═══ AVAILABLE RECORDS ═══
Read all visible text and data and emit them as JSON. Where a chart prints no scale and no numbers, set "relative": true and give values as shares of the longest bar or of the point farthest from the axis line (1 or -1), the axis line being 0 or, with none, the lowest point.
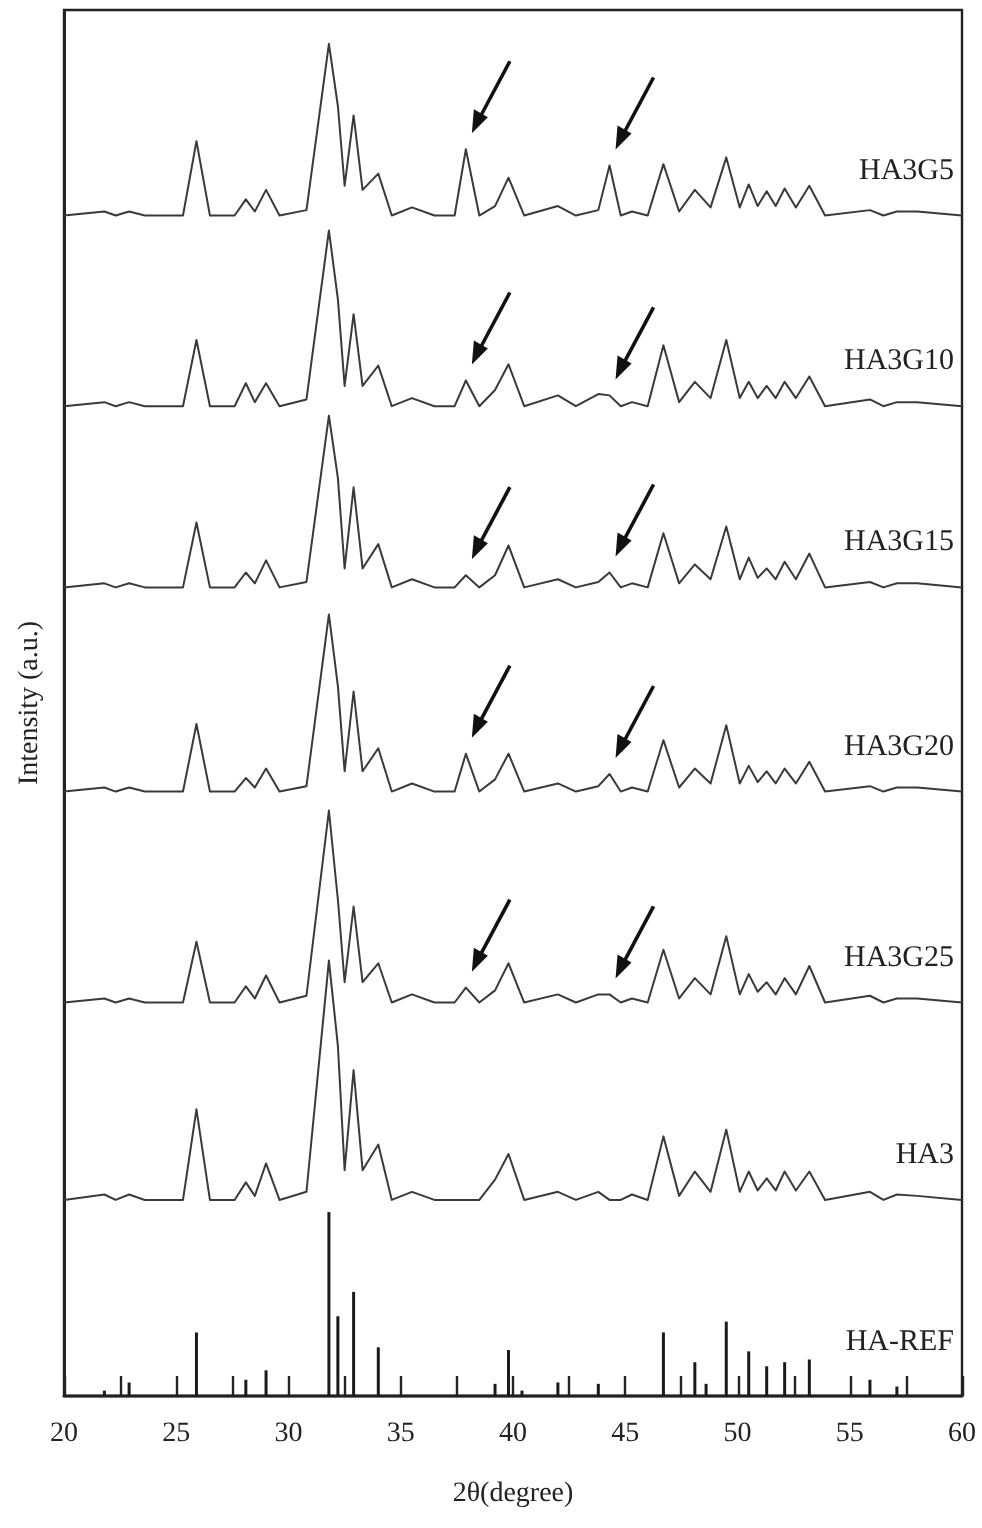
{
  "chart_data": {
    "type": "line",
    "relative": true,
    "xlabel": "2θ(degree)",
    "ylabel": "Intensity (a.u.)",
    "xlim": [
      20,
      60
    ],
    "xticks": [
      20,
      {
        "value": 22.5,
        "label": null
      },
      25,
      {
        "value": 27.5,
        "label": null
      },
      30,
      {
        "value": 32.5,
        "label": null
      },
      35,
      {
        "value": 37.5,
        "label": null
      },
      40,
      {
        "value": 42.5,
        "label": null
      },
      45,
      {
        "value": 47.5,
        "label": null
      },
      50,
      {
        "value": 52.5,
        "label": null
      },
      55,
      {
        "value": 57.5,
        "label": null
      },
      60
    ],
    "x": [
      20,
      21.8,
      22.3,
      22.9,
      23.6,
      25.3,
      25.9,
      26.5,
      27.6,
      28.1,
      28.5,
      29.0,
      29.6,
      30.8,
      31.8,
      32.2,
      32.5,
      32.9,
      33.3,
      34.0,
      34.6,
      35.5,
      36.5,
      37.4,
      37.9,
      38.5,
      39.2,
      39.8,
      40.5,
      42.0,
      42.8,
      43.8,
      44.3,
      44.8,
      45.3,
      46.0,
      46.7,
      47.4,
      48.1,
      48.8,
      49.5,
      50.1,
      50.5,
      50.9,
      51.3,
      51.7,
      52.1,
      52.6,
      53.2,
      53.9,
      55.9,
      56.5,
      57.1,
      58.0,
      60
    ],
    "series": [
      {
        "name": "HA3G5",
        "color": "#3a3a3a",
        "values": [
          0.873,
          0.876,
          0.873,
          0.876,
          0.873,
          0.873,
          0.928,
          0.873,
          0.873,
          0.885,
          0.876,
          0.892,
          0.873,
          0.877,
          1.0,
          0.954,
          0.895,
          0.947,
          0.892,
          0.904,
          0.873,
          0.879,
          0.873,
          0.873,
          0.922,
          0.873,
          0.88,
          0.901,
          0.873,
          0.88,
          0.873,
          0.877,
          0.91,
          0.873,
          0.876,
          0.873,
          0.911,
          0.876,
          0.892,
          0.879,
          0.916,
          0.879,
          0.896,
          0.88,
          0.891,
          0.88,
          0.893,
          0.879,
          0.895,
          0.873,
          0.877,
          0.873,
          0.876,
          0.876,
          0.873
        ]
      },
      {
        "name": "HA3G10",
        "color": "#3a3a3a",
        "values": [
          0.732,
          0.735,
          0.732,
          0.735,
          0.732,
          0.732,
          0.781,
          0.732,
          0.732,
          0.749,
          0.735,
          0.749,
          0.732,
          0.737,
          0.862,
          0.811,
          0.747,
          0.8,
          0.747,
          0.762,
          0.732,
          0.738,
          0.732,
          0.732,
          0.751,
          0.732,
          0.744,
          0.763,
          0.732,
          0.74,
          0.732,
          0.741,
          0.74,
          0.732,
          0.735,
          0.732,
          0.777,
          0.735,
          0.75,
          0.738,
          0.781,
          0.738,
          0.75,
          0.738,
          0.747,
          0.738,
          0.75,
          0.738,
          0.754,
          0.732,
          0.737,
          0.732,
          0.735,
          0.735,
          0.732
        ]
      },
      {
        "name": "HA3G15",
        "color": "#3a3a3a",
        "values": [
          0.598,
          0.601,
          0.598,
          0.601,
          0.598,
          0.598,
          0.646,
          0.598,
          0.598,
          0.609,
          0.601,
          0.618,
          0.598,
          0.602,
          0.725,
          0.679,
          0.612,
          0.672,
          0.612,
          0.63,
          0.598,
          0.604,
          0.598,
          0.598,
          0.607,
          0.598,
          0.607,
          0.629,
          0.598,
          0.604,
          0.598,
          0.602,
          0.609,
          0.598,
          0.601,
          0.598,
          0.638,
          0.601,
          0.615,
          0.604,
          0.643,
          0.604,
          0.62,
          0.605,
          0.612,
          0.604,
          0.617,
          0.604,
          0.623,
          0.598,
          0.602,
          0.598,
          0.601,
          0.601,
          0.598
        ]
      },
      {
        "name": "HA3G20",
        "color": "#3a3a3a",
        "values": [
          0.447,
          0.45,
          0.447,
          0.45,
          0.447,
          0.447,
          0.497,
          0.447,
          0.447,
          0.457,
          0.45,
          0.464,
          0.447,
          0.451,
          0.578,
          0.525,
          0.462,
          0.521,
          0.462,
          0.479,
          0.447,
          0.453,
          0.447,
          0.447,
          0.475,
          0.447,
          0.456,
          0.475,
          0.447,
          0.453,
          0.447,
          0.451,
          0.46,
          0.447,
          0.45,
          0.447,
          0.485,
          0.45,
          0.464,
          0.453,
          0.496,
          0.453,
          0.466,
          0.454,
          0.462,
          0.453,
          0.464,
          0.453,
          0.469,
          0.447,
          0.451,
          0.447,
          0.45,
          0.45,
          0.447
        ]
      },
      {
        "name": "HA3G25",
        "color": "#3a3a3a",
        "values": [
          0.291,
          0.294,
          0.291,
          0.294,
          0.291,
          0.291,
          0.336,
          0.291,
          0.291,
          0.303,
          0.294,
          0.311,
          0.291,
          0.296,
          0.433,
          0.367,
          0.306,
          0.362,
          0.306,
          0.32,
          0.291,
          0.297,
          0.291,
          0.291,
          0.302,
          0.291,
          0.3,
          0.32,
          0.291,
          0.297,
          0.291,
          0.297,
          0.297,
          0.291,
          0.294,
          0.291,
          0.33,
          0.294,
          0.309,
          0.297,
          0.34,
          0.297,
          0.312,
          0.299,
          0.306,
          0.297,
          0.309,
          0.297,
          0.318,
          0.291,
          0.296,
          0.291,
          0.294,
          0.294,
          0.291
        ]
      },
      {
        "name": "HA3",
        "color": "#3a3a3a",
        "values": [
          0.145,
          0.149,
          0.145,
          0.149,
          0.145,
          0.145,
          0.212,
          0.145,
          0.145,
          0.158,
          0.148,
          0.172,
          0.145,
          0.151,
          0.322,
          0.259,
          0.167,
          0.241,
          0.167,
          0.186,
          0.145,
          0.151,
          0.145,
          0.145,
          0.145,
          0.145,
          0.16,
          0.179,
          0.145,
          0.151,
          0.145,
          0.151,
          0.145,
          0.145,
          0.149,
          0.145,
          0.192,
          0.148,
          0.166,
          0.151,
          0.197,
          0.151,
          0.166,
          0.152,
          0.161,
          0.152,
          0.166,
          0.152,
          0.166,
          0.145,
          0.151,
          0.145,
          0.149,
          0.148,
          0.145
        ]
      },
      {
        "name": "HA-REF",
        "type": "bar",
        "color": "#1a1a1a",
        "x": [
          21.8,
          22.9,
          25.9,
          28.1,
          29.0,
          31.8,
          32.2,
          32.9,
          34.0,
          39.2,
          39.8,
          40.4,
          42.0,
          43.8,
          46.7,
          48.1,
          48.6,
          49.5,
          50.5,
          51.3,
          52.1,
          53.2,
          55.9,
          57.1
        ],
        "values": [
          0.004,
          0.01,
          0.047,
          0.012,
          0.019,
          0.136,
          0.059,
          0.077,
          0.036,
          0.009,
          0.034,
          0.004,
          0.01,
          0.009,
          0.047,
          0.025,
          0.009,
          0.055,
          0.033,
          0.022,
          0.025,
          0.027,
          0.012,
          0.007
        ]
      }
    ],
    "legend": false
  }
}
═══
**THE REQUEST:** Pull every line containing the word "relative" out of the entries above.

**SOLUTION BELOW:**
Read all visible text and data and emit them as JSON. Where a chart prints no scale and no numbers, set "relative": true and give values as shares of the longest bar or of the point farthest from the axis line (1 or -1), the axis line being 0 or, with none, the lowest point.
    "relative": true,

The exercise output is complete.